--- start of Given information ---
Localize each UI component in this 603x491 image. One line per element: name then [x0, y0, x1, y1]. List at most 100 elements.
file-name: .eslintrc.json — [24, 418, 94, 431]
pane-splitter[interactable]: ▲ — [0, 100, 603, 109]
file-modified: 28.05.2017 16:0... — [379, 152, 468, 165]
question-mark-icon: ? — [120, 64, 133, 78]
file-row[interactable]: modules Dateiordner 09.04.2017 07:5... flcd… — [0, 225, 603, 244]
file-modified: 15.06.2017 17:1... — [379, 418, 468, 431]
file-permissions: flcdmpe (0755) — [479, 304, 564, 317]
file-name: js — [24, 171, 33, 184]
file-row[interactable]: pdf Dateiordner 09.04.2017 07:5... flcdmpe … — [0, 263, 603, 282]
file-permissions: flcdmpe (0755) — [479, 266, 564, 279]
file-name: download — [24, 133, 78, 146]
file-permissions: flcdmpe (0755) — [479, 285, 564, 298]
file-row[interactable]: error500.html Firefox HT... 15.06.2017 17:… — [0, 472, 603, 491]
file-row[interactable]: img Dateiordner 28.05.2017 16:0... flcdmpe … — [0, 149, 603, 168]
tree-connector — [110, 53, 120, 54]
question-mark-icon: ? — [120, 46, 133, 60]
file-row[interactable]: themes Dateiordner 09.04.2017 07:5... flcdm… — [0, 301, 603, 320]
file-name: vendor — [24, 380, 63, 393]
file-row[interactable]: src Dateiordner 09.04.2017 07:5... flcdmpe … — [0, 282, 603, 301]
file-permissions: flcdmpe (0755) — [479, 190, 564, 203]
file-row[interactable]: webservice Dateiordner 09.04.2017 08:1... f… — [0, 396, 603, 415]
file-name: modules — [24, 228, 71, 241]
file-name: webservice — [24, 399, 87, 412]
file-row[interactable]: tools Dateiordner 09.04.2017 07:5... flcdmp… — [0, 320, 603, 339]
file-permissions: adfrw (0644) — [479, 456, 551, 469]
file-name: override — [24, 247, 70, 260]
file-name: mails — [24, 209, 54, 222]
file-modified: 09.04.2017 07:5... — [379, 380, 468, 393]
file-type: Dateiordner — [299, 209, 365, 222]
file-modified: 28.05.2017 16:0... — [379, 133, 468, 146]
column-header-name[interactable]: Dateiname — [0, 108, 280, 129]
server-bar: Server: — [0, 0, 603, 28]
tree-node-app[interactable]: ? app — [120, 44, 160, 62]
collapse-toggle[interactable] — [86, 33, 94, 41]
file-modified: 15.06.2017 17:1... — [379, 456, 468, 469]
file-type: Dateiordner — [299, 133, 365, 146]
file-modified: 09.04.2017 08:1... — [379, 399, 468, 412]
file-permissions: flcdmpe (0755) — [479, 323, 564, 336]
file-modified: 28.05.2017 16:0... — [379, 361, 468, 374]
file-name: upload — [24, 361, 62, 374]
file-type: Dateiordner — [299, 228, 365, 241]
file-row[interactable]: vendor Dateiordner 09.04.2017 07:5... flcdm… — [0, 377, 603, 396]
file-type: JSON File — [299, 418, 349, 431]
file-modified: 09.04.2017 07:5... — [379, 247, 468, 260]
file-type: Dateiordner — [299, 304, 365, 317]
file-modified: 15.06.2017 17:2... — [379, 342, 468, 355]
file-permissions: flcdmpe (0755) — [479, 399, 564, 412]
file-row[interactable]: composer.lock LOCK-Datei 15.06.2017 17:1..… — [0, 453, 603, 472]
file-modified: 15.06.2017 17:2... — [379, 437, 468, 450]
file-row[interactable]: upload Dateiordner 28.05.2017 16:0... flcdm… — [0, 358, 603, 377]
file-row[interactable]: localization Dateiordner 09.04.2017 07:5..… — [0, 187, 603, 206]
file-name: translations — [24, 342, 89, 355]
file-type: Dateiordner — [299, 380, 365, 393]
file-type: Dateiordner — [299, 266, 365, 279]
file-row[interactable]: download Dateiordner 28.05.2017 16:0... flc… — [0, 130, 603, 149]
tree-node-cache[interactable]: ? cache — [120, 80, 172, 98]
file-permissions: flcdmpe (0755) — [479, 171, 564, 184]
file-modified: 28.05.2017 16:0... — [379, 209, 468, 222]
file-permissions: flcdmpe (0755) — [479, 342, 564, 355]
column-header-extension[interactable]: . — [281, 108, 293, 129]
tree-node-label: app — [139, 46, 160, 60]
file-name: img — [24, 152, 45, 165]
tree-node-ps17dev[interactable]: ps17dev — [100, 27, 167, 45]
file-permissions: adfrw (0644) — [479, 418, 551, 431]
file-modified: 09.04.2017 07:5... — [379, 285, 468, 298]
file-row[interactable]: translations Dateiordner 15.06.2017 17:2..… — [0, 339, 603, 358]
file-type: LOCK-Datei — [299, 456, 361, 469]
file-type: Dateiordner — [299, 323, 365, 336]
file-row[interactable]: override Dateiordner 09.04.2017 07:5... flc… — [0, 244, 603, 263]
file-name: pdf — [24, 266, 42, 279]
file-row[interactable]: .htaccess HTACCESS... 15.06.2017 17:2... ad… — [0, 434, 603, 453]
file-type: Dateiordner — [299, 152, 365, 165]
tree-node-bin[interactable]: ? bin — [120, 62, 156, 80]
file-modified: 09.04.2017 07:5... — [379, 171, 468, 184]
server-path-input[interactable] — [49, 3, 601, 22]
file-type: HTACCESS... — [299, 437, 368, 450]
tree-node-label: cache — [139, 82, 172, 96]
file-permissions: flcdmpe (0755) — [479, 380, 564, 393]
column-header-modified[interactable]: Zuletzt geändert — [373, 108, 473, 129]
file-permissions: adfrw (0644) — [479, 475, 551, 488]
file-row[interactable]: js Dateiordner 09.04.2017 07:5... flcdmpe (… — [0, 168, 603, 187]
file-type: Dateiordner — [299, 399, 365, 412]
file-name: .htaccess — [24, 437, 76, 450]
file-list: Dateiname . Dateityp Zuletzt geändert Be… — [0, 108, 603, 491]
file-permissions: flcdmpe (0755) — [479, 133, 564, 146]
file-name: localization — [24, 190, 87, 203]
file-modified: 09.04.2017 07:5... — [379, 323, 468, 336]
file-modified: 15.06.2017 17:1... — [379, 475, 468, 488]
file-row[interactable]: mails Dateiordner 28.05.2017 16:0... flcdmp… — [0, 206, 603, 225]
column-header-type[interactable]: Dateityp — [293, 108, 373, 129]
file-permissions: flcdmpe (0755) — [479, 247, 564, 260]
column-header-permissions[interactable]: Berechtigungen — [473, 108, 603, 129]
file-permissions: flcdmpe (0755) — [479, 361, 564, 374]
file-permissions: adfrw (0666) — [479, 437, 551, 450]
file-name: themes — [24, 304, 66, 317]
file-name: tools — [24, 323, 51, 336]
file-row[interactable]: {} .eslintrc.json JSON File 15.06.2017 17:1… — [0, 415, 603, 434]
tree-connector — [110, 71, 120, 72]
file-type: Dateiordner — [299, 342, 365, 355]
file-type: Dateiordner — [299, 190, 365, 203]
--- end of Given information ---
Work to do
Copy every line of the records above word for word, with nothing changed.

Result of the exercise
Localize each UI component in this 603x491 image. One line per element: name then [x0, y0, x1, y1]. List at most 100 elements.
file-name: .eslintrc.json — [24, 418, 94, 431]
pane-splitter[interactable]: ▲ — [0, 100, 603, 109]
file-modified: 28.05.2017 16:0... — [379, 152, 468, 165]
question-mark-icon: ? — [120, 64, 133, 78]
file-row[interactable]: modules Dateiordner 09.04.2017 07:5... flcd… — [0, 225, 603, 244]
file-modified: 15.06.2017 17:1... — [379, 418, 468, 431]
file-permissions: flcdmpe (0755) — [479, 304, 564, 317]
file-name: js — [24, 171, 33, 184]
file-row[interactable]: pdf Dateiordner 09.04.2017 07:5... flcdmpe … — [0, 263, 603, 282]
file-permissions: flcdmpe (0755) — [479, 266, 564, 279]
file-name: download — [24, 133, 78, 146]
file-permissions: flcdmpe (0755) — [479, 285, 564, 298]
file-row[interactable]: error500.html Firefox HT... 15.06.2017 17:… — [0, 472, 603, 491]
file-row[interactable]: img Dateiordner 28.05.2017 16:0... flcdmpe … — [0, 149, 603, 168]
tree-connector — [110, 53, 120, 54]
question-mark-icon: ? — [120, 46, 133, 60]
file-row[interactable]: themes Dateiordner 09.04.2017 07:5... flcdm… — [0, 301, 603, 320]
file-name: vendor — [24, 380, 63, 393]
file-row[interactable]: src Dateiordner 09.04.2017 07:5... flcdmpe … — [0, 282, 603, 301]
file-permissions: flcdmpe (0755) — [479, 190, 564, 203]
file-row[interactable]: webservice Dateiordner 09.04.2017 08:1... f… — [0, 396, 603, 415]
file-name: modules — [24, 228, 71, 241]
file-name: webservice — [24, 399, 87, 412]
file-row[interactable]: tools Dateiordner 09.04.2017 07:5... flcdmp… — [0, 320, 603, 339]
file-permissions: adfrw (0644) — [479, 456, 551, 469]
file-name: override — [24, 247, 70, 260]
file-name: mails — [24, 209, 54, 222]
file-modified: 09.04.2017 07:5... — [379, 380, 468, 393]
file-type: Dateiordner — [299, 209, 365, 222]
file-modified: 28.05.2017 16:0... — [379, 133, 468, 146]
column-header-name[interactable]: Dateiname — [0, 108, 280, 129]
server-bar: Server: — [0, 0, 603, 28]
tree-node-app[interactable]: ? app — [120, 44, 160, 62]
collapse-toggle[interactable] — [86, 33, 94, 41]
file-modified: 15.06.2017 17:1... — [379, 456, 468, 469]
file-type: Dateiordner — [299, 133, 365, 146]
file-modified: 09.04.2017 08:1... — [379, 399, 468, 412]
file-permissions: flcdmpe (0755) — [479, 323, 564, 336]
file-modified: 28.05.2017 16:0... — [379, 361, 468, 374]
file-name: upload — [24, 361, 62, 374]
file-type: Dateiordner — [299, 228, 365, 241]
file-row[interactable]: vendor Dateiordner 09.04.2017 07:5... flcdm… — [0, 377, 603, 396]
file-type: JSON File — [299, 418, 349, 431]
file-modified: 09.04.2017 07:5... — [379, 247, 468, 260]
file-type: Dateiordner — [299, 304, 365, 317]
file-modified: 15.06.2017 17:2... — [379, 342, 468, 355]
file-permissions: flcdmpe (0755) — [479, 399, 564, 412]
file-row[interactable]: composer.lock LOCK-Datei 15.06.2017 17:1..… — [0, 453, 603, 472]
file-modified: 15.06.2017 17:2... — [379, 437, 468, 450]
file-row[interactable]: upload Dateiordner 28.05.2017 16:0... flcdm… — [0, 358, 603, 377]
file-row[interactable]: localization Dateiordner 09.04.2017 07:5..… — [0, 187, 603, 206]
file-name: translations — [24, 342, 89, 355]
file-type: Dateiordner — [299, 380, 365, 393]
file-type: Dateiordner — [299, 266, 365, 279]
file-row[interactable]: download Dateiordner 28.05.2017 16:0... flc… — [0, 130, 603, 149]
tree-node-cache[interactable]: ? cache — [120, 80, 172, 98]
file-permissions: flcdmpe (0755) — [479, 171, 564, 184]
file-modified: 28.05.2017 16:0... — [379, 209, 468, 222]
file-permissions: flcdmpe (0755) — [479, 342, 564, 355]
column-header-extension[interactable]: . — [281, 108, 293, 129]
tree-node-label: app — [139, 46, 160, 60]
file-name: img — [24, 152, 45, 165]
tree-node-ps17dev[interactable]: ps17dev — [100, 27, 167, 45]
file-permissions: adfrw (0644) — [479, 418, 551, 431]
file-modified: 09.04.2017 07:5... — [379, 285, 468, 298]
file-row[interactable]: translations Dateiordner 15.06.2017 17:2..… — [0, 339, 603, 358]
file-type: LOCK-Datei — [299, 456, 361, 469]
file-type: Dateiordner — [299, 323, 365, 336]
file-row[interactable]: override Dateiordner 09.04.2017 07:5... flc… — [0, 244, 603, 263]
file-name: pdf — [24, 266, 42, 279]
file-row[interactable]: .htaccess HTACCESS... 15.06.2017 17:2... ad… — [0, 434, 603, 453]
file-type: Dateiordner — [299, 152, 365, 165]
tree-node-bin[interactable]: ? bin — [120, 62, 156, 80]
file-modified: 09.04.2017 07:5... — [379, 171, 468, 184]
server-path-input[interactable] — [49, 3, 601, 22]
file-type: HTACCESS... — [299, 437, 368, 450]
tree-node-label: cache — [139, 82, 172, 96]
file-permissions: flcdmpe (0755) — [479, 380, 564, 393]
column-header-modified[interactable]: Zuletzt geändert — [373, 108, 473, 129]
file-permissions: adfrw (0644) — [479, 475, 551, 488]
file-row[interactable]: js Dateiordner 09.04.2017 07:5... flcdmpe (… — [0, 168, 603, 187]
file-type: Dateiordner — [299, 399, 365, 412]
file-name: .htaccess — [24, 437, 76, 450]
file-list: Dateiname . Dateityp Zuletzt geändert Be… — [0, 108, 603, 491]
file-permissions: flcdmpe (0755) — [479, 133, 564, 146]
file-name: localization — [24, 190, 87, 203]
file-modified: 09.04.2017 07:5... — [379, 323, 468, 336]
file-modified: 15.06.2017 17:1... — [379, 475, 468, 488]
file-row[interactable]: mails Dateiordner 28.05.2017 16:0... flcdmp… — [0, 206, 603, 225]
column-header-type[interactable]: Dateityp — [293, 108, 373, 129]
file-permissions: flcdmpe (0755) — [479, 247, 564, 260]
column-header-permissions[interactable]: Berechtigungen — [473, 108, 603, 129]
file-permissions: flcdmpe (0755) — [479, 361, 564, 374]
file-permissions: adfrw (0666) — [479, 437, 551, 450]
file-name: themes — [24, 304, 66, 317]
file-name: tools — [24, 323, 51, 336]
file-row[interactable]: {} .eslintrc.json JSON File 15.06.2017 17:1… — [0, 415, 603, 434]
tree-connector — [110, 71, 120, 72]
file-type: Dateiordner — [299, 342, 365, 355]
file-type: Dateiordner — [299, 190, 365, 203]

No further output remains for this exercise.